## Direction
Pictures stay out of the copy; set down each line of the listing below exactly.

## Stored records
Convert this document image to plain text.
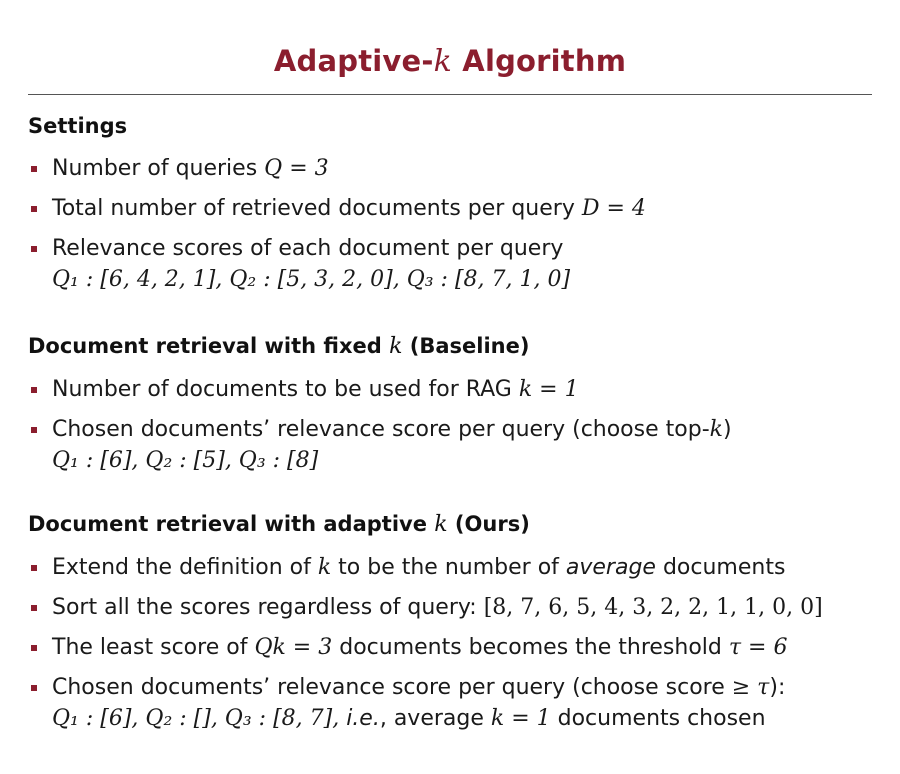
Adaptive-k Algorithm
Settings
Number of queries Q = 3
Total number of retrieved documents per query D = 4
Relevance scores of each document per query
Q₁ : [6, 4, 2, 1], Q₂ : [5, 3, 2, 0], Q₃ : [8, 7, 1, 0]
Document retrieval with fixed k (Baseline)
Number of documents to be used for RAG k = 1
Chosen documents’ relevance score per query (choose top-k)
Q₁ : [6], Q₂ : [5], Q₃ : [8]
Document retrieval with adaptive k (Ours)
Extend the definition of k to be the number of average documents
Sort all the scores regardless of query: [8, 7, 6, 5, 4, 3, 2, 2, 1, 1, 0, 0]
The least score of Qk = 3 documents becomes the threshold τ = 6
Chosen documents’ relevance score per query (choose score ≥ τ):
Q₁ : [6], Q₂ : [], Q₃ : [8, 7], i.e., average k = 1 documents chosen
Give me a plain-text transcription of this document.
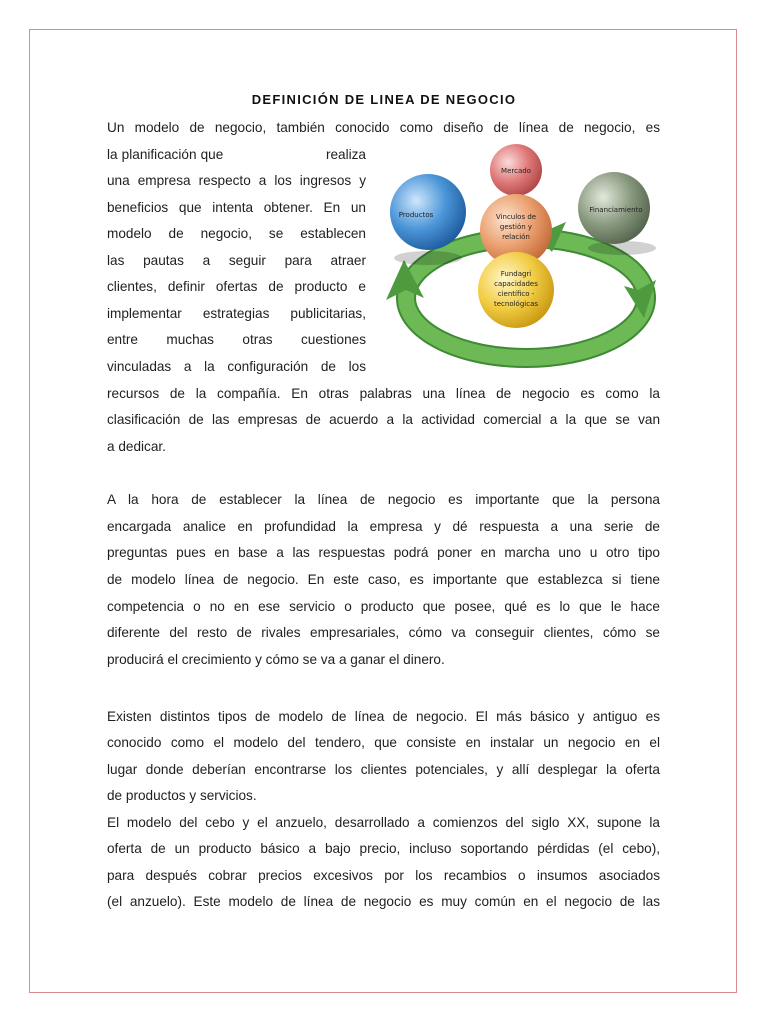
DEFINICIÓN DE LINEA DE NEGOCIO
Un modelo de negocio, también conocido como diseño de línea de negocio, es
la planificación que                         realiza
una empresa respecto a los ingresos y
beneficios que intenta obtener. En un
modelo de negocio, se establecen
las pautas a seguir para atraer
clientes, definir ofertas de producto e
implementar estrategias publicitarias,
entre muchas otras cuestiones
vinculadas a la configuración de los
recursos de la compañía. En otras palabras una línea de negocio es como la
clasificación de las empresas de acuerdo a la actividad comercial a la que se van
a dedicar.
Mercado
Productos
Financiamiento
Vinculos de
gestión y
relación
Fundagri
capacidades
científico -
tecnológicas
A la hora de establecer la línea de negocio es importante que la persona
encargada analice en profundidad la empresa y dé respuesta a una serie de
preguntas pues en base a las respuestas podrá poner en marcha uno u otro tipo
de modelo línea de negocio. En este caso, es importante que establezca si tiene
competencia o no en ese servicio o producto que posee, qué es lo que le hace
diferente del resto de rivales empresariales, cómo va conseguir clientes, cómo se
producirá el crecimiento y cómo se va a ganar el dinero.
Existen distintos tipos de modelo de línea de negocio. El más básico y antiguo es
conocido como el modelo del tendero, que consiste en instalar un negocio en el
lugar donde deberían encontrarse los clientes potenciales, y allí desplegar la oferta
de productos y servicios.
El modelo del cebo y el anzuelo, desarrollado a comienzos del siglo XX, supone la
oferta de un producto básico a bajo precio, incluso soportando pérdidas (el cebo),
para después cobrar precios excesivos por los recambios o insumos asociados
(el anzuelo). Este modelo de línea de negocio es muy común en el negocio de las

## Full answer
Convert this document image to plain text.
Adaptive-k Algorithm
Settings
Number of queries Q = 3
Total number of retrieved documents per query D = 4
Relevance scores of each document per query
Q₁ : [6, 4, 2, 1], Q₂ : [5, 3, 2, 0], Q₃ : [8, 7, 1, 0]
Document retrieval with fixed k (Baseline)
Number of documents to be used for RAG k = 1
Chosen documents’ relevance score per query (choose top-k)
Q₁ : [6], Q₂ : [5], Q₃ : [8]
Document retrieval with adaptive k (Ours)
Extend the definition of k to be the number of average documents
Sort all the scores regardless of query: [8, 7, 6, 5, 4, 3, 2, 2, 1, 1, 0, 0]
The least score of Qk = 3 documents becomes the threshold τ = 6
Chosen documents’ relevance score per query (choose score ≥ τ):
Q₁ : [6], Q₂ : [], Q₃ : [8, 7], i.e., average k = 1 documents chosen
Give me a plain-text transcription of this document.
DEFINICIÓN DE LINEA DE NEGOCIO
Un modelo de negocio, también conocido como diseño de línea de negocio, es
la planificación que                         realiza
una empresa respecto a los ingresos y
beneficios que intenta obtener. En un
modelo de negocio, se establecen
las pautas a seguir para atraer
clientes, definir ofertas de producto e
implementar estrategias publicitarias,
entre muchas otras cuestiones
vinculadas a la configuración de los
recursos de la compañía. En otras palabras una línea de negocio es como la
clasificación de las empresas de acuerdo a la actividad comercial a la que se van
a dedicar.
Mercado
Productos
Financiamiento
Vinculos de
gestión y
relación
Fundagri
capacidades
científico -
tecnológicas
A la hora de establecer la línea de negocio es importante que la persona
encargada analice en profundidad la empresa y dé respuesta a una serie de
preguntas pues en base a las respuestas podrá poner en marcha uno u otro tipo
de modelo línea de negocio. En este caso, es importante que establezca si tiene
competencia o no en ese servicio o producto que posee, qué es lo que le hace
diferente del resto de rivales empresariales, cómo va conseguir clientes, cómo se
producirá el crecimiento y cómo se va a ganar el dinero.
Existen distintos tipos de modelo de línea de negocio. El más básico y antiguo es
conocido como el modelo del tendero, que consiste en instalar un negocio en el
lugar donde deberían encontrarse los clientes potenciales, y allí desplegar la oferta
de productos y servicios.
El modelo del cebo y el anzuelo, desarrollado a comienzos del siglo XX, supone la
oferta de un producto básico a bajo precio, incluso soportando pérdidas (el cebo),
para después cobrar precios excesivos por los recambios o insumos asociados
(el anzuelo). Este modelo de línea de negocio es muy común en el negocio de las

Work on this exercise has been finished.